::: DATASET ROWS :::

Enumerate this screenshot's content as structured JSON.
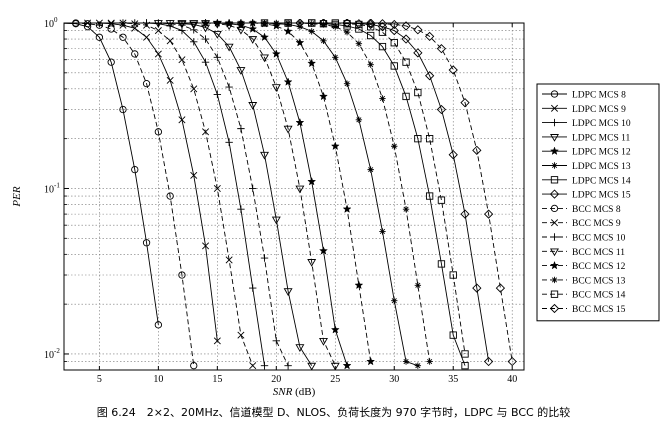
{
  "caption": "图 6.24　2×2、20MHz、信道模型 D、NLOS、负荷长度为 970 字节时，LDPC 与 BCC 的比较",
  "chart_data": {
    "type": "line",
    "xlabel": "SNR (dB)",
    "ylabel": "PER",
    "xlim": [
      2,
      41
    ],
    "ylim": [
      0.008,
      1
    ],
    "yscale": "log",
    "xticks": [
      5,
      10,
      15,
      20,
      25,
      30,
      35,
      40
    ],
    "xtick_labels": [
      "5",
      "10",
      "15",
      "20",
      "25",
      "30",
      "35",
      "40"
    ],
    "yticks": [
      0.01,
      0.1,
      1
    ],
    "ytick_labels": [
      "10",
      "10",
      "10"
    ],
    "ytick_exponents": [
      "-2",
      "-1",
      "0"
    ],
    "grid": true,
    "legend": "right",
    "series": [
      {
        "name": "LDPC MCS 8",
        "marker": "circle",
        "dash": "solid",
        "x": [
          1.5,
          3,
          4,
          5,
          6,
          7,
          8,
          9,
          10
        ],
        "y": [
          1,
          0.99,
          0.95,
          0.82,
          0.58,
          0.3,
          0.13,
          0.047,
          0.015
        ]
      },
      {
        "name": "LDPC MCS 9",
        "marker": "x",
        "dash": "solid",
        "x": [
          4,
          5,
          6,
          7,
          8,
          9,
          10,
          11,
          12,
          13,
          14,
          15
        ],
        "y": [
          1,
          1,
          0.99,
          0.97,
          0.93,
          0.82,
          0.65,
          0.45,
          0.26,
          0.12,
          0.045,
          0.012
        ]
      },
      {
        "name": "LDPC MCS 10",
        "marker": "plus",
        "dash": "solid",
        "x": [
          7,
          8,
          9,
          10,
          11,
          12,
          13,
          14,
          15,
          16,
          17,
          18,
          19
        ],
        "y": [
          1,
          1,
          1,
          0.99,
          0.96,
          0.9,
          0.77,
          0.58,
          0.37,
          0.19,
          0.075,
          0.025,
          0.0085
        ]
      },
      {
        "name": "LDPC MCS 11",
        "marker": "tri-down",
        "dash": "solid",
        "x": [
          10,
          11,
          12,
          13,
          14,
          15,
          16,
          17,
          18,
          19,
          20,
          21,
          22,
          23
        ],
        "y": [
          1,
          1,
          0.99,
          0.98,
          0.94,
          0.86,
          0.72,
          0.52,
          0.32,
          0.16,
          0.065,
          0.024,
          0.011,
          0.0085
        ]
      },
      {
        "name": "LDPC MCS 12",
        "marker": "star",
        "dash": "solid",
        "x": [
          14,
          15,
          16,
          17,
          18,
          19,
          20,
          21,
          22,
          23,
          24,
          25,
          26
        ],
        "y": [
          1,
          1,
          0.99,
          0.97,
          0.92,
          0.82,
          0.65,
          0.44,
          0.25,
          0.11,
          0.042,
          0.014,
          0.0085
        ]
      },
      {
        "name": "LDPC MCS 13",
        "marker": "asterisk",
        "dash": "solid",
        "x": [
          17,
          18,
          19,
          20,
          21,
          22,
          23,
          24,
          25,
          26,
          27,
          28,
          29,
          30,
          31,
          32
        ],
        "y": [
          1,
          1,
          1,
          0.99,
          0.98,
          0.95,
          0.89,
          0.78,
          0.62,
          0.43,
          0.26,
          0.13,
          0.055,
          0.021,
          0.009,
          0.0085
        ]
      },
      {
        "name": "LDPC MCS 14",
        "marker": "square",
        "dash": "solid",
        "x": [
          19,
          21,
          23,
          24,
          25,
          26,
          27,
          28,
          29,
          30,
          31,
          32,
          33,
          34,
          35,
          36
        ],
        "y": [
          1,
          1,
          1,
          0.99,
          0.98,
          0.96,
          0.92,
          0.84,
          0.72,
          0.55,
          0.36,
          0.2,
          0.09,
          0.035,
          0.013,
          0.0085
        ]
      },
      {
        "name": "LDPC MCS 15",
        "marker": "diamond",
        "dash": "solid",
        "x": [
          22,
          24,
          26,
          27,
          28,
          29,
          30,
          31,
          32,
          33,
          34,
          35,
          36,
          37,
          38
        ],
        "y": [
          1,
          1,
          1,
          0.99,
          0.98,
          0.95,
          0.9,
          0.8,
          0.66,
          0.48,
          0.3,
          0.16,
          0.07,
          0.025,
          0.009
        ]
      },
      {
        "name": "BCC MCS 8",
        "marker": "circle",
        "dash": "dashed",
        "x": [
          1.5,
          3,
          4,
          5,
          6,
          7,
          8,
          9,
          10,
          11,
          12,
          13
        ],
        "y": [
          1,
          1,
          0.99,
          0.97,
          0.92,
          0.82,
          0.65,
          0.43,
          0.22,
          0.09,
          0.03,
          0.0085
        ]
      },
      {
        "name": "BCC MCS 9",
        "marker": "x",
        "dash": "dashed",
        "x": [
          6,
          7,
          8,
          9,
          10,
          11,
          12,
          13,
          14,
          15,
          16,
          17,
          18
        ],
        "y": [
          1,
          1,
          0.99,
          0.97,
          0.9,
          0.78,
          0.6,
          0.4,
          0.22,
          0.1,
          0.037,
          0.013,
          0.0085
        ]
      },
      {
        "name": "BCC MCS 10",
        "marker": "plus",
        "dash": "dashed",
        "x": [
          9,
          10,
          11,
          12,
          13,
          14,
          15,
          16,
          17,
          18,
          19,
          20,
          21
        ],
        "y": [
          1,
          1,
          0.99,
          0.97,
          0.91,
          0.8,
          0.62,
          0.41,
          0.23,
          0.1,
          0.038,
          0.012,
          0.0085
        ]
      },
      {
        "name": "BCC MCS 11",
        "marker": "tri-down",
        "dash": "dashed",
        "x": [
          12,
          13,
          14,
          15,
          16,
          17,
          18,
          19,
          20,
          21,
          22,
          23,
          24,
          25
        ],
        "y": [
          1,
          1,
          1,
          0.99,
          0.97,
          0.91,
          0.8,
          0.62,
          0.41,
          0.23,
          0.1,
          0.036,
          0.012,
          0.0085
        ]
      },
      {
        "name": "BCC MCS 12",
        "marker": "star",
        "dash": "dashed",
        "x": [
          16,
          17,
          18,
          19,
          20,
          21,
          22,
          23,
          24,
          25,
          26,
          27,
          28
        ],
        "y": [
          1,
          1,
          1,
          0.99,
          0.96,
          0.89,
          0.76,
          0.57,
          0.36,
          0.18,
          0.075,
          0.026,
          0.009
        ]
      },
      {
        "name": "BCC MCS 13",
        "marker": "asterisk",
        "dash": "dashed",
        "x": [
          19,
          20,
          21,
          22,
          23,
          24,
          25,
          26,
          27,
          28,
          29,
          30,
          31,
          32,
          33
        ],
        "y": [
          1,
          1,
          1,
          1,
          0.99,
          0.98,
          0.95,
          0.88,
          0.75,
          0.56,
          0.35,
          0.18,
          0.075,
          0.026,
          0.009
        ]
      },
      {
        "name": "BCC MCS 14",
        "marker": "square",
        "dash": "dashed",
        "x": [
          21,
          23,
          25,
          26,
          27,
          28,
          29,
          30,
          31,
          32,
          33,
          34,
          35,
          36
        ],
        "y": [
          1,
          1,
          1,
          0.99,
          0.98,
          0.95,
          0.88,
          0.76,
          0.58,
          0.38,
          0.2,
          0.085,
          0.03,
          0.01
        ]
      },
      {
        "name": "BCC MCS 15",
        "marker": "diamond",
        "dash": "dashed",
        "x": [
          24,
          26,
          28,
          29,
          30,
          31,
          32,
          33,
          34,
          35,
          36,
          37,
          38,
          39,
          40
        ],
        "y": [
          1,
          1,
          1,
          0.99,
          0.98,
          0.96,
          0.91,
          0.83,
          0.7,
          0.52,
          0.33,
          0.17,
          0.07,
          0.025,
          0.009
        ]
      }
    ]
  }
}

:::

EXERCISE GOAL: Transcribe the records word for word and include no pictures.

EXERCISE RESULT:
Enumerate this screenshot's content as structured JSON.
{
  "caption": "图 6.24　2×2、20MHz、信道模型 D、NLOS、负荷长度为 970 字节时，LDPC 与 BCC 的比较",
  "chart_data": {
    "type": "line",
    "xlabel": "SNR (dB)",
    "ylabel": "PER",
    "xlim": [
      2,
      41
    ],
    "ylim": [
      0.008,
      1
    ],
    "yscale": "log",
    "xticks": [
      5,
      10,
      15,
      20,
      25,
      30,
      35,
      40
    ],
    "xtick_labels": [
      "5",
      "10",
      "15",
      "20",
      "25",
      "30",
      "35",
      "40"
    ],
    "yticks": [
      0.01,
      0.1,
      1
    ],
    "ytick_labels": [
      "10",
      "10",
      "10"
    ],
    "ytick_exponents": [
      "-2",
      "-1",
      "0"
    ],
    "grid": true,
    "legend": "right",
    "series": [
      {
        "name": "LDPC MCS 8",
        "marker": "circle",
        "dash": "solid",
        "x": [
          1.5,
          3,
          4,
          5,
          6,
          7,
          8,
          9,
          10
        ],
        "y": [
          1,
          0.99,
          0.95,
          0.82,
          0.58,
          0.3,
          0.13,
          0.047,
          0.015
        ]
      },
      {
        "name": "LDPC MCS 9",
        "marker": "x",
        "dash": "solid",
        "x": [
          4,
          5,
          6,
          7,
          8,
          9,
          10,
          11,
          12,
          13,
          14,
          15
        ],
        "y": [
          1,
          1,
          0.99,
          0.97,
          0.93,
          0.82,
          0.65,
          0.45,
          0.26,
          0.12,
          0.045,
          0.012
        ]
      },
      {
        "name": "LDPC MCS 10",
        "marker": "plus",
        "dash": "solid",
        "x": [
          7,
          8,
          9,
          10,
          11,
          12,
          13,
          14,
          15,
          16,
          17,
          18,
          19
        ],
        "y": [
          1,
          1,
          1,
          0.99,
          0.96,
          0.9,
          0.77,
          0.58,
          0.37,
          0.19,
          0.075,
          0.025,
          0.0085
        ]
      },
      {
        "name": "LDPC MCS 11",
        "marker": "tri-down",
        "dash": "solid",
        "x": [
          10,
          11,
          12,
          13,
          14,
          15,
          16,
          17,
          18,
          19,
          20,
          21,
          22,
          23
        ],
        "y": [
          1,
          1,
          0.99,
          0.98,
          0.94,
          0.86,
          0.72,
          0.52,
          0.32,
          0.16,
          0.065,
          0.024,
          0.011,
          0.0085
        ]
      },
      {
        "name": "LDPC MCS 12",
        "marker": "star",
        "dash": "solid",
        "x": [
          14,
          15,
          16,
          17,
          18,
          19,
          20,
          21,
          22,
          23,
          24,
          25,
          26
        ],
        "y": [
          1,
          1,
          0.99,
          0.97,
          0.92,
          0.82,
          0.65,
          0.44,
          0.25,
          0.11,
          0.042,
          0.014,
          0.0085
        ]
      },
      {
        "name": "LDPC MCS 13",
        "marker": "asterisk",
        "dash": "solid",
        "x": [
          17,
          18,
          19,
          20,
          21,
          22,
          23,
          24,
          25,
          26,
          27,
          28,
          29,
          30,
          31,
          32
        ],
        "y": [
          1,
          1,
          1,
          0.99,
          0.98,
          0.95,
          0.89,
          0.78,
          0.62,
          0.43,
          0.26,
          0.13,
          0.055,
          0.021,
          0.009,
          0.0085
        ]
      },
      {
        "name": "LDPC MCS 14",
        "marker": "square",
        "dash": "solid",
        "x": [
          19,
          21,
          23,
          24,
          25,
          26,
          27,
          28,
          29,
          30,
          31,
          32,
          33,
          34,
          35,
          36
        ],
        "y": [
          1,
          1,
          1,
          0.99,
          0.98,
          0.96,
          0.92,
          0.84,
          0.72,
          0.55,
          0.36,
          0.2,
          0.09,
          0.035,
          0.013,
          0.0085
        ]
      },
      {
        "name": "LDPC MCS 15",
        "marker": "diamond",
        "dash": "solid",
        "x": [
          22,
          24,
          26,
          27,
          28,
          29,
          30,
          31,
          32,
          33,
          34,
          35,
          36,
          37,
          38
        ],
        "y": [
          1,
          1,
          1,
          0.99,
          0.98,
          0.95,
          0.9,
          0.8,
          0.66,
          0.48,
          0.3,
          0.16,
          0.07,
          0.025,
          0.009
        ]
      },
      {
        "name": "BCC MCS 8",
        "marker": "circle",
        "dash": "dashed",
        "x": [
          1.5,
          3,
          4,
          5,
          6,
          7,
          8,
          9,
          10,
          11,
          12,
          13
        ],
        "y": [
          1,
          1,
          0.99,
          0.97,
          0.92,
          0.82,
          0.65,
          0.43,
          0.22,
          0.09,
          0.03,
          0.0085
        ]
      },
      {
        "name": "BCC MCS 9",
        "marker": "x",
        "dash": "dashed",
        "x": [
          6,
          7,
          8,
          9,
          10,
          11,
          12,
          13,
          14,
          15,
          16,
          17,
          18
        ],
        "y": [
          1,
          1,
          0.99,
          0.97,
          0.9,
          0.78,
          0.6,
          0.4,
          0.22,
          0.1,
          0.037,
          0.013,
          0.0085
        ]
      },
      {
        "name": "BCC MCS 10",
        "marker": "plus",
        "dash": "dashed",
        "x": [
          9,
          10,
          11,
          12,
          13,
          14,
          15,
          16,
          17,
          18,
          19,
          20,
          21
        ],
        "y": [
          1,
          1,
          0.99,
          0.97,
          0.91,
          0.8,
          0.62,
          0.41,
          0.23,
          0.1,
          0.038,
          0.012,
          0.0085
        ]
      },
      {
        "name": "BCC MCS 11",
        "marker": "tri-down",
        "dash": "dashed",
        "x": [
          12,
          13,
          14,
          15,
          16,
          17,
          18,
          19,
          20,
          21,
          22,
          23,
          24,
          25
        ],
        "y": [
          1,
          1,
          1,
          0.99,
          0.97,
          0.91,
          0.8,
          0.62,
          0.41,
          0.23,
          0.1,
          0.036,
          0.012,
          0.0085
        ]
      },
      {
        "name": "BCC MCS 12",
        "marker": "star",
        "dash": "dashed",
        "x": [
          16,
          17,
          18,
          19,
          20,
          21,
          22,
          23,
          24,
          25,
          26,
          27,
          28
        ],
        "y": [
          1,
          1,
          1,
          0.99,
          0.96,
          0.89,
          0.76,
          0.57,
          0.36,
          0.18,
          0.075,
          0.026,
          0.009
        ]
      },
      {
        "name": "BCC MCS 13",
        "marker": "asterisk",
        "dash": "dashed",
        "x": [
          19,
          20,
          21,
          22,
          23,
          24,
          25,
          26,
          27,
          28,
          29,
          30,
          31,
          32,
          33
        ],
        "y": [
          1,
          1,
          1,
          1,
          0.99,
          0.98,
          0.95,
          0.88,
          0.75,
          0.56,
          0.35,
          0.18,
          0.075,
          0.026,
          0.009
        ]
      },
      {
        "name": "BCC MCS 14",
        "marker": "square",
        "dash": "dashed",
        "x": [
          21,
          23,
          25,
          26,
          27,
          28,
          29,
          30,
          31,
          32,
          33,
          34,
          35,
          36
        ],
        "y": [
          1,
          1,
          1,
          0.99,
          0.98,
          0.95,
          0.88,
          0.76,
          0.58,
          0.38,
          0.2,
          0.085,
          0.03,
          0.01
        ]
      },
      {
        "name": "BCC MCS 15",
        "marker": "diamond",
        "dash": "dashed",
        "x": [
          24,
          26,
          28,
          29,
          30,
          31,
          32,
          33,
          34,
          35,
          36,
          37,
          38,
          39,
          40
        ],
        "y": [
          1,
          1,
          1,
          0.99,
          0.98,
          0.96,
          0.91,
          0.83,
          0.7,
          0.52,
          0.33,
          0.17,
          0.07,
          0.025,
          0.009
        ]
      }
    ]
  }
}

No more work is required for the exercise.